**WORK REQUIRED**
Output the data that follows exactly, line for line.

····················

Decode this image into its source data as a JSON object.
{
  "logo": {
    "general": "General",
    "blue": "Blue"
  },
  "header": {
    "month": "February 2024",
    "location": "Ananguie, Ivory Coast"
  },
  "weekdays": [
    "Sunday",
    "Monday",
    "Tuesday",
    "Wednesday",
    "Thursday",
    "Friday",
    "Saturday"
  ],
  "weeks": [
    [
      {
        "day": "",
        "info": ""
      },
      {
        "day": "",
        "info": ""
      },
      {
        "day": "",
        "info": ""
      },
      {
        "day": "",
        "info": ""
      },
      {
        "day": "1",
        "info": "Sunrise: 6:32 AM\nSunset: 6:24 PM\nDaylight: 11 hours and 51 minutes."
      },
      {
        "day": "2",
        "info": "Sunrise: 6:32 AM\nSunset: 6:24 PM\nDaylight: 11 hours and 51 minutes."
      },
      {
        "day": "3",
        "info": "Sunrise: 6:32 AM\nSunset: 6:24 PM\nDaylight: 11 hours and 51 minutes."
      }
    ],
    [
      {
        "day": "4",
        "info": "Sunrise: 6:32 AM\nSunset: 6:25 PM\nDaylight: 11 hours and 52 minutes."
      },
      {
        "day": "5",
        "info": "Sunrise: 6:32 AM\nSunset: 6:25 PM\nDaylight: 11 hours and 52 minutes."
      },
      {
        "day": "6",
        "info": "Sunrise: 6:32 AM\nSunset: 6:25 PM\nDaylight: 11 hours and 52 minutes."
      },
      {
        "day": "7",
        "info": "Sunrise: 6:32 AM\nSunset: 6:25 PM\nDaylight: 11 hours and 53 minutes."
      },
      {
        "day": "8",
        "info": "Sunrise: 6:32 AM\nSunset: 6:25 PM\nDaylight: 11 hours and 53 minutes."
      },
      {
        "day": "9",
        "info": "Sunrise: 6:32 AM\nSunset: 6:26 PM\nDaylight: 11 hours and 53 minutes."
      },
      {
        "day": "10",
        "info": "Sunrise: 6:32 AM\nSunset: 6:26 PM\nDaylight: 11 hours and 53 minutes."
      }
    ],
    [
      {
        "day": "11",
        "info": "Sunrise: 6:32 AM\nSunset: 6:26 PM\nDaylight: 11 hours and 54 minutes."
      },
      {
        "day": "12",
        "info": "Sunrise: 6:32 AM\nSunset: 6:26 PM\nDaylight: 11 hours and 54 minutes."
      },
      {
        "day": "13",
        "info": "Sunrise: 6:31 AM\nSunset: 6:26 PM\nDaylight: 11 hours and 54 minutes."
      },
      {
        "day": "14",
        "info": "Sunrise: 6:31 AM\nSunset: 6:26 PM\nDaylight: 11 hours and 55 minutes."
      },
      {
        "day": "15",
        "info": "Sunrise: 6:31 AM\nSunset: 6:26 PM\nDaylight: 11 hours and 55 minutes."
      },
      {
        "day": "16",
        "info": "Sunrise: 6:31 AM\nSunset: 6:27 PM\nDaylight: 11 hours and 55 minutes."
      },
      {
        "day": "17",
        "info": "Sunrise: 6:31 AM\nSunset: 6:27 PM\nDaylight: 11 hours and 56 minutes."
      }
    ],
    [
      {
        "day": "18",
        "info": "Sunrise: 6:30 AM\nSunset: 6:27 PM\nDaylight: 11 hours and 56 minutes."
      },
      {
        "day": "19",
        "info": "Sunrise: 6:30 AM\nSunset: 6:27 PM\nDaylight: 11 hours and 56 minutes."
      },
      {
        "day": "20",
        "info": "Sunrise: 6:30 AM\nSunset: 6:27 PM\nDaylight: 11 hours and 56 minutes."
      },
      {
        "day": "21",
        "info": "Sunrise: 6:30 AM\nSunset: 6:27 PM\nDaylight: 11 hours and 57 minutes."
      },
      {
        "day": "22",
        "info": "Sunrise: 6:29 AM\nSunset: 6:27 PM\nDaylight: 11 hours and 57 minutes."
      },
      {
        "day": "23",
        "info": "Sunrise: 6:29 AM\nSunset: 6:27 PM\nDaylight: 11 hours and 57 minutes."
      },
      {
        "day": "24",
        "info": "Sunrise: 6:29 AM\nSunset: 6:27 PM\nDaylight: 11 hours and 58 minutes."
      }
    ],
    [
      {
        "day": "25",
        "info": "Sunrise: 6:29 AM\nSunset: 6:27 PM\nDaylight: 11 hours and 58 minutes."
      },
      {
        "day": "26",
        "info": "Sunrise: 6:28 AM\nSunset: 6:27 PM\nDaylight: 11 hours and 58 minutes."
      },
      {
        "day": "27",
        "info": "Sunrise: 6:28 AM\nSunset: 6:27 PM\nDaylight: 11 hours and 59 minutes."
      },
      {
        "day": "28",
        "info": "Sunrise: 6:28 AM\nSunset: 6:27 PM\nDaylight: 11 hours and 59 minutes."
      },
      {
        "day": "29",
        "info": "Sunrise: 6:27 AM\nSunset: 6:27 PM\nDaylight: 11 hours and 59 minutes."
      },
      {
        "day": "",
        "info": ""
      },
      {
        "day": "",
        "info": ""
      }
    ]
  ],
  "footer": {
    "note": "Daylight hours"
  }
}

····················

**PROBLEM SOLUTION**
Decode this image into its source data as a JSON object.
{
  "logo": {
    "general": "General",
    "blue": "Blue"
  },
  "header": {
    "month": "February 2024",
    "location": "Ananguie, Ivory Coast"
  },
  "weekdays": [
    "Sunday",
    "Monday",
    "Tuesday",
    "Wednesday",
    "Thursday",
    "Friday",
    "Saturday"
  ],
  "weeks": [
    [
      {
        "day": "",
        "info": ""
      },
      {
        "day": "",
        "info": ""
      },
      {
        "day": "",
        "info": ""
      },
      {
        "day": "",
        "info": ""
      },
      {
        "day": "1",
        "info": "Sunrise: 6:32 AM\nSunset: 6:24 PM\nDaylight: 11 hours and 51 minutes."
      },
      {
        "day": "2",
        "info": "Sunrise: 6:32 AM\nSunset: 6:24 PM\nDaylight: 11 hours and 51 minutes."
      },
      {
        "day": "3",
        "info": "Sunrise: 6:32 AM\nSunset: 6:24 PM\nDaylight: 11 hours and 51 minutes."
      }
    ],
    [
      {
        "day": "4",
        "info": "Sunrise: 6:32 AM\nSunset: 6:25 PM\nDaylight: 11 hours and 52 minutes."
      },
      {
        "day": "5",
        "info": "Sunrise: 6:32 AM\nSunset: 6:25 PM\nDaylight: 11 hours and 52 minutes."
      },
      {
        "day": "6",
        "info": "Sunrise: 6:32 AM\nSunset: 6:25 PM\nDaylight: 11 hours and 52 minutes."
      },
      {
        "day": "7",
        "info": "Sunrise: 6:32 AM\nSunset: 6:25 PM\nDaylight: 11 hours and 53 minutes."
      },
      {
        "day": "8",
        "info": "Sunrise: 6:32 AM\nSunset: 6:25 PM\nDaylight: 11 hours and 53 minutes."
      },
      {
        "day": "9",
        "info": "Sunrise: 6:32 AM\nSunset: 6:26 PM\nDaylight: 11 hours and 53 minutes."
      },
      {
        "day": "10",
        "info": "Sunrise: 6:32 AM\nSunset: 6:26 PM\nDaylight: 11 hours and 53 minutes."
      }
    ],
    [
      {
        "day": "11",
        "info": "Sunrise: 6:32 AM\nSunset: 6:26 PM\nDaylight: 11 hours and 54 minutes."
      },
      {
        "day": "12",
        "info": "Sunrise: 6:32 AM\nSunset: 6:26 PM\nDaylight: 11 hours and 54 minutes."
      },
      {
        "day": "13",
        "info": "Sunrise: 6:31 AM\nSunset: 6:26 PM\nDaylight: 11 hours and 54 minutes."
      },
      {
        "day": "14",
        "info": "Sunrise: 6:31 AM\nSunset: 6:26 PM\nDaylight: 11 hours and 55 minutes."
      },
      {
        "day": "15",
        "info": "Sunrise: 6:31 AM\nSunset: 6:26 PM\nDaylight: 11 hours and 55 minutes."
      },
      {
        "day": "16",
        "info": "Sunrise: 6:31 AM\nSunset: 6:27 PM\nDaylight: 11 hours and 55 minutes."
      },
      {
        "day": "17",
        "info": "Sunrise: 6:31 AM\nSunset: 6:27 PM\nDaylight: 11 hours and 56 minutes."
      }
    ],
    [
      {
        "day": "18",
        "info": "Sunrise: 6:30 AM\nSunset: 6:27 PM\nDaylight: 11 hours and 56 minutes."
      },
      {
        "day": "19",
        "info": "Sunrise: 6:30 AM\nSunset: 6:27 PM\nDaylight: 11 hours and 56 minutes."
      },
      {
        "day": "20",
        "info": "Sunrise: 6:30 AM\nSunset: 6:27 PM\nDaylight: 11 hours and 56 minutes."
      },
      {
        "day": "21",
        "info": "Sunrise: 6:30 AM\nSunset: 6:27 PM\nDaylight: 11 hours and 57 minutes."
      },
      {
        "day": "22",
        "info": "Sunrise: 6:29 AM\nSunset: 6:27 PM\nDaylight: 11 hours and 57 minutes."
      },
      {
        "day": "23",
        "info": "Sunrise: 6:29 AM\nSunset: 6:27 PM\nDaylight: 11 hours and 57 minutes."
      },
      {
        "day": "24",
        "info": "Sunrise: 6:29 AM\nSunset: 6:27 PM\nDaylight: 11 hours and 58 minutes."
      }
    ],
    [
      {
        "day": "25",
        "info": "Sunrise: 6:29 AM\nSunset: 6:27 PM\nDaylight: 11 hours and 58 minutes."
      },
      {
        "day": "26",
        "info": "Sunrise: 6:28 AM\nSunset: 6:27 PM\nDaylight: 11 hours and 58 minutes."
      },
      {
        "day": "27",
        "info": "Sunrise: 6:28 AM\nSunset: 6:27 PM\nDaylight: 11 hours and 59 minutes."
      },
      {
        "day": "28",
        "info": "Sunrise: 6:28 AM\nSunset: 6:27 PM\nDaylight: 11 hours and 59 minutes."
      },
      {
        "day": "29",
        "info": "Sunrise: 6:27 AM\nSunset: 6:27 PM\nDaylight: 11 hours and 59 minutes."
      },
      {
        "day": "",
        "info": ""
      },
      {
        "day": "",
        "info": ""
      }
    ]
  ],
  "footer": {
    "note": "Daylight hours"
  }
}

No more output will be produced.